[START The data]

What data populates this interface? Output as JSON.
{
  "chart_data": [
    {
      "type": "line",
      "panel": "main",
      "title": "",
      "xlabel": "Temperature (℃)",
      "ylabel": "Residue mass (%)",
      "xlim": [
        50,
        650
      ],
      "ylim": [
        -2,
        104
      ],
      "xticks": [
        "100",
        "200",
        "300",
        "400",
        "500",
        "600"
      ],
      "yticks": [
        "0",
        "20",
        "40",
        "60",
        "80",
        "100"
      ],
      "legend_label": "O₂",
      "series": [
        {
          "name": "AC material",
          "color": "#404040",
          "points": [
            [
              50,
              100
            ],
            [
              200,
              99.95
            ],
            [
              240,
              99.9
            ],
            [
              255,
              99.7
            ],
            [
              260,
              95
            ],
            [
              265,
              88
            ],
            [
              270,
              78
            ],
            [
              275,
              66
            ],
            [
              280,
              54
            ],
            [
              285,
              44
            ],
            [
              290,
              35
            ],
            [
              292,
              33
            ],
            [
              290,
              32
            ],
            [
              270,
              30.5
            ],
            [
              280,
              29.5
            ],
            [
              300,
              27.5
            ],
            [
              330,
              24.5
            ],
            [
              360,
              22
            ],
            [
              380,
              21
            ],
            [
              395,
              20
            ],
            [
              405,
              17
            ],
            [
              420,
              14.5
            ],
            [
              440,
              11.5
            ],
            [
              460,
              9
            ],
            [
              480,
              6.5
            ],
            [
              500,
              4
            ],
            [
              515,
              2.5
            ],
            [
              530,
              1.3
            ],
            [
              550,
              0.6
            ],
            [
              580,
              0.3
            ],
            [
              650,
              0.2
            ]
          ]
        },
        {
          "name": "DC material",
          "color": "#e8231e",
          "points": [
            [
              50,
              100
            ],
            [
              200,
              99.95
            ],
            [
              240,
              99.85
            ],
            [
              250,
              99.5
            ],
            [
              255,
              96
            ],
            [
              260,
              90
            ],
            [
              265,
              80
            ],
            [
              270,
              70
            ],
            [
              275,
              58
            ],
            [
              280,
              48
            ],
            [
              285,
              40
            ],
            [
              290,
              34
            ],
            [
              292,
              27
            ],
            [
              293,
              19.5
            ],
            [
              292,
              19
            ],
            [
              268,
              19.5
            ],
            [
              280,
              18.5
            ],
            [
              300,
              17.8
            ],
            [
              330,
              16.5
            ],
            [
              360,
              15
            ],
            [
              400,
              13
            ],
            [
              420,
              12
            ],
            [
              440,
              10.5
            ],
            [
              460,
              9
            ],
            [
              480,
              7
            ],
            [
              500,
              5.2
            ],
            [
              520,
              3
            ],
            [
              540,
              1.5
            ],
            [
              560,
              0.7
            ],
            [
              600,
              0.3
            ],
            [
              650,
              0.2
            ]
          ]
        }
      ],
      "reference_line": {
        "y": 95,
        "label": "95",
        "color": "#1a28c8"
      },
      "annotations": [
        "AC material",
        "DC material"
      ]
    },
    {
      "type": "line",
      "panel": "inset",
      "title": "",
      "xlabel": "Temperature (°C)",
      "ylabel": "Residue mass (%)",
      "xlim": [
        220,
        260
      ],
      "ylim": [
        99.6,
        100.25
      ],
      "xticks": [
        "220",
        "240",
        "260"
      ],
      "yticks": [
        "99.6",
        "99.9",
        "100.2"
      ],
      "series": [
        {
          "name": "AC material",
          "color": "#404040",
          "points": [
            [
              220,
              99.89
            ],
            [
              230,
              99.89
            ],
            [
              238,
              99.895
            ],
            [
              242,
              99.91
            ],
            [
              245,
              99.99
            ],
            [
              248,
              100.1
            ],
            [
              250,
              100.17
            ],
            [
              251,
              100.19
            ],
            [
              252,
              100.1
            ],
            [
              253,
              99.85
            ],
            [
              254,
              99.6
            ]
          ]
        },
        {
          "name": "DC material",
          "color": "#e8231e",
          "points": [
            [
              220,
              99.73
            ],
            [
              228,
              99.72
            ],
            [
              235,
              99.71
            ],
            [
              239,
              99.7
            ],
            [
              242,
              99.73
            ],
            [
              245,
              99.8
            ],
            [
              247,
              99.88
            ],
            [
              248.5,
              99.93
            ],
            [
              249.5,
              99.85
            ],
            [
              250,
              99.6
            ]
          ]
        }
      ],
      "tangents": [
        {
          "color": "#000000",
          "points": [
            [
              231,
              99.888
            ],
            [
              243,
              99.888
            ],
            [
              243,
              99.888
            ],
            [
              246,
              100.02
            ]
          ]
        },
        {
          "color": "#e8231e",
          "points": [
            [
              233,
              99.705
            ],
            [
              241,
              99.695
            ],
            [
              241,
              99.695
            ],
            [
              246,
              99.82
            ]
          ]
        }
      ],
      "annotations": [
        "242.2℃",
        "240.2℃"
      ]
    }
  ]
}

[END The data]

§ **Task description**: The records above must be output exactly, in full.

§ **Exercise result**:
What data populates this interface? Output as JSON.
{
  "chart_data": [
    {
      "type": "line",
      "panel": "main",
      "title": "",
      "xlabel": "Temperature (℃)",
      "ylabel": "Residue mass (%)",
      "xlim": [
        50,
        650
      ],
      "ylim": [
        -2,
        104
      ],
      "xticks": [
        "100",
        "200",
        "300",
        "400",
        "500",
        "600"
      ],
      "yticks": [
        "0",
        "20",
        "40",
        "60",
        "80",
        "100"
      ],
      "legend_label": "O₂",
      "series": [
        {
          "name": "AC material",
          "color": "#404040",
          "points": [
            [
              50,
              100
            ],
            [
              200,
              99.95
            ],
            [
              240,
              99.9
            ],
            [
              255,
              99.7
            ],
            [
              260,
              95
            ],
            [
              265,
              88
            ],
            [
              270,
              78
            ],
            [
              275,
              66
            ],
            [
              280,
              54
            ],
            [
              285,
              44
            ],
            [
              290,
              35
            ],
            [
              292,
              33
            ],
            [
              290,
              32
            ],
            [
              270,
              30.5
            ],
            [
              280,
              29.5
            ],
            [
              300,
              27.5
            ],
            [
              330,
              24.5
            ],
            [
              360,
              22
            ],
            [
              380,
              21
            ],
            [
              395,
              20
            ],
            [
              405,
              17
            ],
            [
              420,
              14.5
            ],
            [
              440,
              11.5
            ],
            [
              460,
              9
            ],
            [
              480,
              6.5
            ],
            [
              500,
              4
            ],
            [
              515,
              2.5
            ],
            [
              530,
              1.3
            ],
            [
              550,
              0.6
            ],
            [
              580,
              0.3
            ],
            [
              650,
              0.2
            ]
          ]
        },
        {
          "name": "DC material",
          "color": "#e8231e",
          "points": [
            [
              50,
              100
            ],
            [
              200,
              99.95
            ],
            [
              240,
              99.85
            ],
            [
              250,
              99.5
            ],
            [
              255,
              96
            ],
            [
              260,
              90
            ],
            [
              265,
              80
            ],
            [
              270,
              70
            ],
            [
              275,
              58
            ],
            [
              280,
              48
            ],
            [
              285,
              40
            ],
            [
              290,
              34
            ],
            [
              292,
              27
            ],
            [
              293,
              19.5
            ],
            [
              292,
              19
            ],
            [
              268,
              19.5
            ],
            [
              280,
              18.5
            ],
            [
              300,
              17.8
            ],
            [
              330,
              16.5
            ],
            [
              360,
              15
            ],
            [
              400,
              13
            ],
            [
              420,
              12
            ],
            [
              440,
              10.5
            ],
            [
              460,
              9
            ],
            [
              480,
              7
            ],
            [
              500,
              5.2
            ],
            [
              520,
              3
            ],
            [
              540,
              1.5
            ],
            [
              560,
              0.7
            ],
            [
              600,
              0.3
            ],
            [
              650,
              0.2
            ]
          ]
        }
      ],
      "reference_line": {
        "y": 95,
        "label": "95",
        "color": "#1a28c8"
      },
      "annotations": [
        "AC material",
        "DC material"
      ]
    },
    {
      "type": "line",
      "panel": "inset",
      "title": "",
      "xlabel": "Temperature (°C)",
      "ylabel": "Residue mass (%)",
      "xlim": [
        220,
        260
      ],
      "ylim": [
        99.6,
        100.25
      ],
      "xticks": [
        "220",
        "240",
        "260"
      ],
      "yticks": [
        "99.6",
        "99.9",
        "100.2"
      ],
      "series": [
        {
          "name": "AC material",
          "color": "#404040",
          "points": [
            [
              220,
              99.89
            ],
            [
              230,
              99.89
            ],
            [
              238,
              99.895
            ],
            [
              242,
              99.91
            ],
            [
              245,
              99.99
            ],
            [
              248,
              100.1
            ],
            [
              250,
              100.17
            ],
            [
              251,
              100.19
            ],
            [
              252,
              100.1
            ],
            [
              253,
              99.85
            ],
            [
              254,
              99.6
            ]
          ]
        },
        {
          "name": "DC material",
          "color": "#e8231e",
          "points": [
            [
              220,
              99.73
            ],
            [
              228,
              99.72
            ],
            [
              235,
              99.71
            ],
            [
              239,
              99.7
            ],
            [
              242,
              99.73
            ],
            [
              245,
              99.8
            ],
            [
              247,
              99.88
            ],
            [
              248.5,
              99.93
            ],
            [
              249.5,
              99.85
            ],
            [
              250,
              99.6
            ]
          ]
        }
      ],
      "tangents": [
        {
          "color": "#000000",
          "points": [
            [
              231,
              99.888
            ],
            [
              243,
              99.888
            ],
            [
              243,
              99.888
            ],
            [
              246,
              100.02
            ]
          ]
        },
        {
          "color": "#e8231e",
          "points": [
            [
              233,
              99.705
            ],
            [
              241,
              99.695
            ],
            [
              241,
              99.695
            ],
            [
              246,
              99.82
            ]
          ]
        }
      ],
      "annotations": [
        "242.2℃",
        "240.2℃"
      ]
    }
  ]
}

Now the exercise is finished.